• Exercise description: Copy out each line that includes the word "March".

• Entries from a visual dataset:
────────────────────

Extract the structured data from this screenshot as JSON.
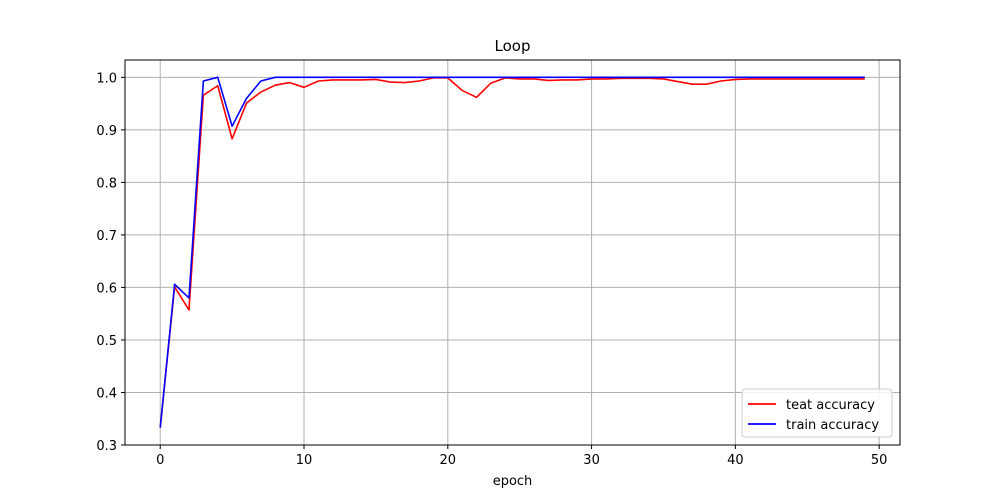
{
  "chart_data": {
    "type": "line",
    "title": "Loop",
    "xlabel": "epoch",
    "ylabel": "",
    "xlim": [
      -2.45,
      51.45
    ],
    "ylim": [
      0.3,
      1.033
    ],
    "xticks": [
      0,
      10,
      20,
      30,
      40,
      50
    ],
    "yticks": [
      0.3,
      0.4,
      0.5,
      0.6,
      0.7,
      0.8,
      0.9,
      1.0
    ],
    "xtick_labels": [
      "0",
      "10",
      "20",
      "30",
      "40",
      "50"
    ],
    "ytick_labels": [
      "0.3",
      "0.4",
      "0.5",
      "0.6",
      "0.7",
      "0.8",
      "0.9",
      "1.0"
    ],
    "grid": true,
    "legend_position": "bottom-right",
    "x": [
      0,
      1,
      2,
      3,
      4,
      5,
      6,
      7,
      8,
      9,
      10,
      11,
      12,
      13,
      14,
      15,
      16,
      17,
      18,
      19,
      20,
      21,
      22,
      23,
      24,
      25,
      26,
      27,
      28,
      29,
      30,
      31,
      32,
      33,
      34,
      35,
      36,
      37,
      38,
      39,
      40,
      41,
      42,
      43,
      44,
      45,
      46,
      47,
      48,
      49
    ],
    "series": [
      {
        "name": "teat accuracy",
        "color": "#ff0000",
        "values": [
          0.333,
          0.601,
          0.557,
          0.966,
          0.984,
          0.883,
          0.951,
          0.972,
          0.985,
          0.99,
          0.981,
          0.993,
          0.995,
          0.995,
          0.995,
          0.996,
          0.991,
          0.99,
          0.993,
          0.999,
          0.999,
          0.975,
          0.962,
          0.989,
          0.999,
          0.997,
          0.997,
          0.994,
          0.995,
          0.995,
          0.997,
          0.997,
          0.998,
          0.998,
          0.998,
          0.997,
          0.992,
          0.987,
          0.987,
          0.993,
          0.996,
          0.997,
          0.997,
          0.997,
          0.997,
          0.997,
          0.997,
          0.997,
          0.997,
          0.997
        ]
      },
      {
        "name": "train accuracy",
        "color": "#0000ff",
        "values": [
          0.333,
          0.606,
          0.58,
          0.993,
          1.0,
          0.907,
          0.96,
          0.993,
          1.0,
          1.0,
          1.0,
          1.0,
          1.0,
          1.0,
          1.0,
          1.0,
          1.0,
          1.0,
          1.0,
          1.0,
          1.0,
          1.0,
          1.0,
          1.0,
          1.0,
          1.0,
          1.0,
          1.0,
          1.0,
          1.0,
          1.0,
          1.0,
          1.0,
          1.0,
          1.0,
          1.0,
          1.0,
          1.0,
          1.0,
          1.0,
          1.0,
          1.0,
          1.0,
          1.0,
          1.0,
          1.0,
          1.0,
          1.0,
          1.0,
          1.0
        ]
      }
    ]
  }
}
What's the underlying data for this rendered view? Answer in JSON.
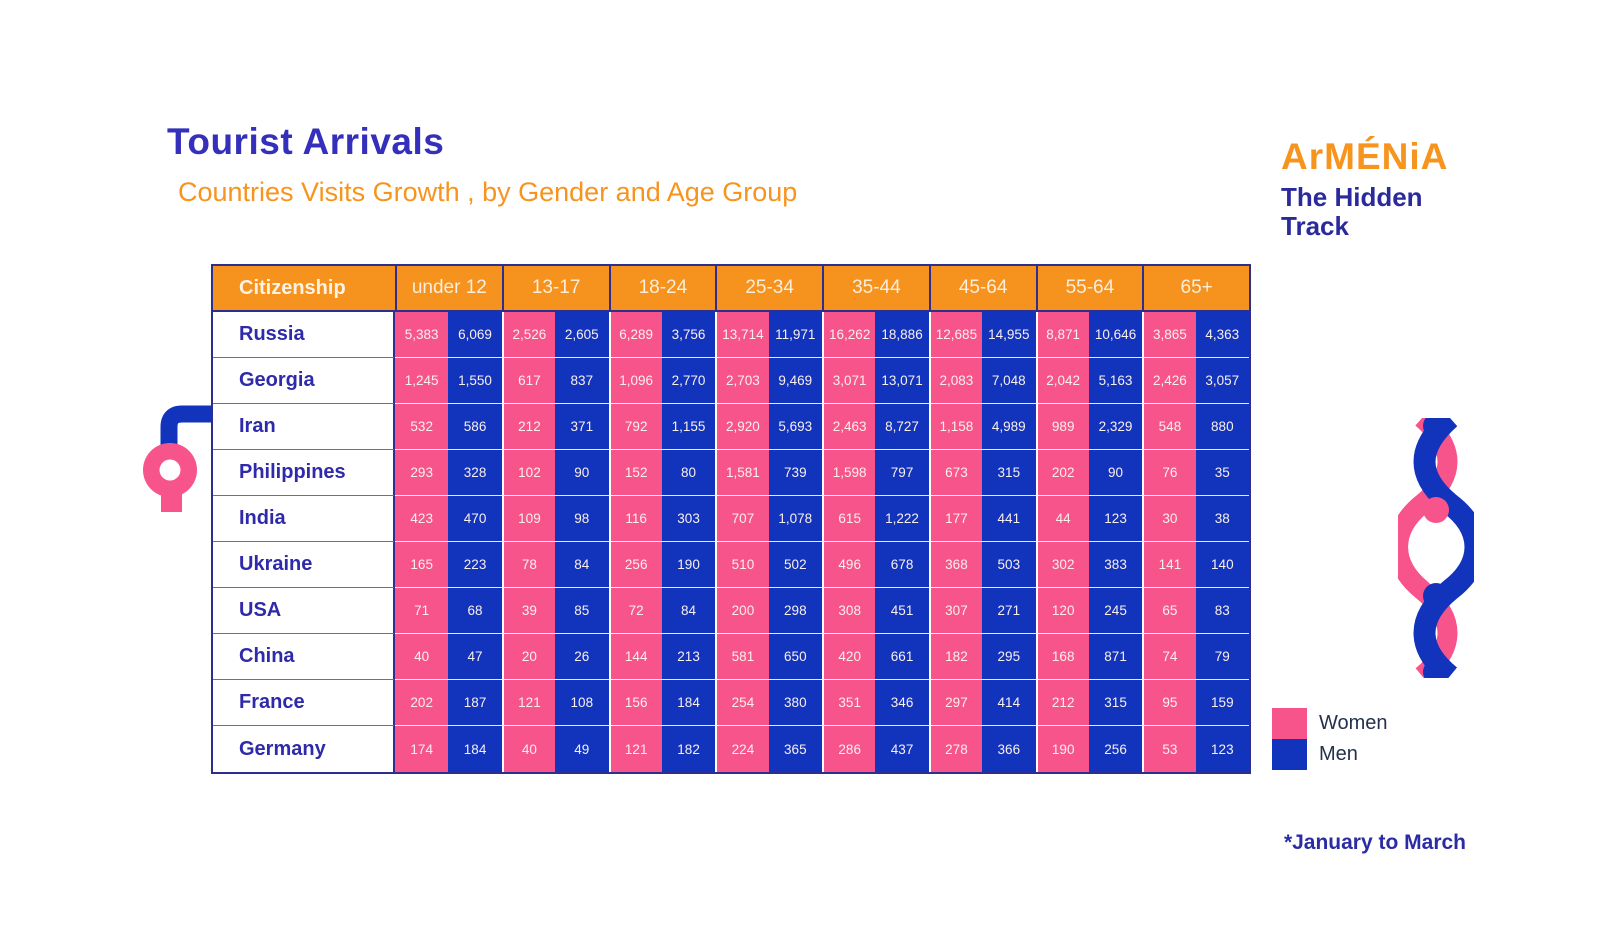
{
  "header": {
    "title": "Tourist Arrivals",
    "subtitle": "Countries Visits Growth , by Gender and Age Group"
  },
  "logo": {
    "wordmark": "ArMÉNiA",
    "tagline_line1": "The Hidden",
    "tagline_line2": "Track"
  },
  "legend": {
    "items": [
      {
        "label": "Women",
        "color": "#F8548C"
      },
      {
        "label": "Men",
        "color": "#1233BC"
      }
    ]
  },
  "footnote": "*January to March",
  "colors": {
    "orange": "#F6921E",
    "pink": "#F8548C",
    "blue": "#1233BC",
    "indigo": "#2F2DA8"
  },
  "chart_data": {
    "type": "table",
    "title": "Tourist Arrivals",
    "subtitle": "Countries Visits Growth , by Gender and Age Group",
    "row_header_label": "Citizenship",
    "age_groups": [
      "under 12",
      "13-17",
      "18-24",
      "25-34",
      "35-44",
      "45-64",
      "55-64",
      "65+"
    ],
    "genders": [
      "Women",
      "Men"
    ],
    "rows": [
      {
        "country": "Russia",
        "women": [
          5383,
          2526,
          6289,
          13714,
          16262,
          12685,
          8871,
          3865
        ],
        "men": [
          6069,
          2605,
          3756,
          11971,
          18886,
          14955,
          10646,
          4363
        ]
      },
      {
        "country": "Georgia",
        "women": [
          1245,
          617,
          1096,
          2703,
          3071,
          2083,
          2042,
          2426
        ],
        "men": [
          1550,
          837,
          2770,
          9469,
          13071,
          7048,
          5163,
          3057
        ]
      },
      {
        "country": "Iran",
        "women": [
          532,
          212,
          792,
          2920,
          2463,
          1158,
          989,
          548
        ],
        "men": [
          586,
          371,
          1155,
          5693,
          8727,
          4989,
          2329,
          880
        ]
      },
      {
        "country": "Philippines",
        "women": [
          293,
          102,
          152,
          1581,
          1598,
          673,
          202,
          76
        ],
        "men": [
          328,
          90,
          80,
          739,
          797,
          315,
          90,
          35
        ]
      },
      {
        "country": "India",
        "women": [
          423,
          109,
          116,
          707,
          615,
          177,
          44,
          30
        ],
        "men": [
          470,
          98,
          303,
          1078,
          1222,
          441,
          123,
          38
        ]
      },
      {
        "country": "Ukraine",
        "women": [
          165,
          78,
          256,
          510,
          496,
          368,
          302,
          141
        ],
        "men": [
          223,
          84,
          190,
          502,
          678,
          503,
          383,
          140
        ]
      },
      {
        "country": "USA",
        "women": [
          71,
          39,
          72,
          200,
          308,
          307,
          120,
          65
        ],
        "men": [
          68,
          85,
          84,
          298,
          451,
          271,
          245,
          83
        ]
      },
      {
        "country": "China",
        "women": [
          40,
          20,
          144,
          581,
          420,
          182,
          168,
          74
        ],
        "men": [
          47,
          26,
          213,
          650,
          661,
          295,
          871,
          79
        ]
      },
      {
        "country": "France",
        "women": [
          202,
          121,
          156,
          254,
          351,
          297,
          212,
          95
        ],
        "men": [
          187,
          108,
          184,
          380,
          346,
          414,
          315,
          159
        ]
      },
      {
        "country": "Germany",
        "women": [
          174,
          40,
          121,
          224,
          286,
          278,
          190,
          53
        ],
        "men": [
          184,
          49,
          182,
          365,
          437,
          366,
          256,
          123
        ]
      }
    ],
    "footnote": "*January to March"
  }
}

────────────────────

• Task answer:
  "footnote": "*January to March",
    "footnote": "*January to March"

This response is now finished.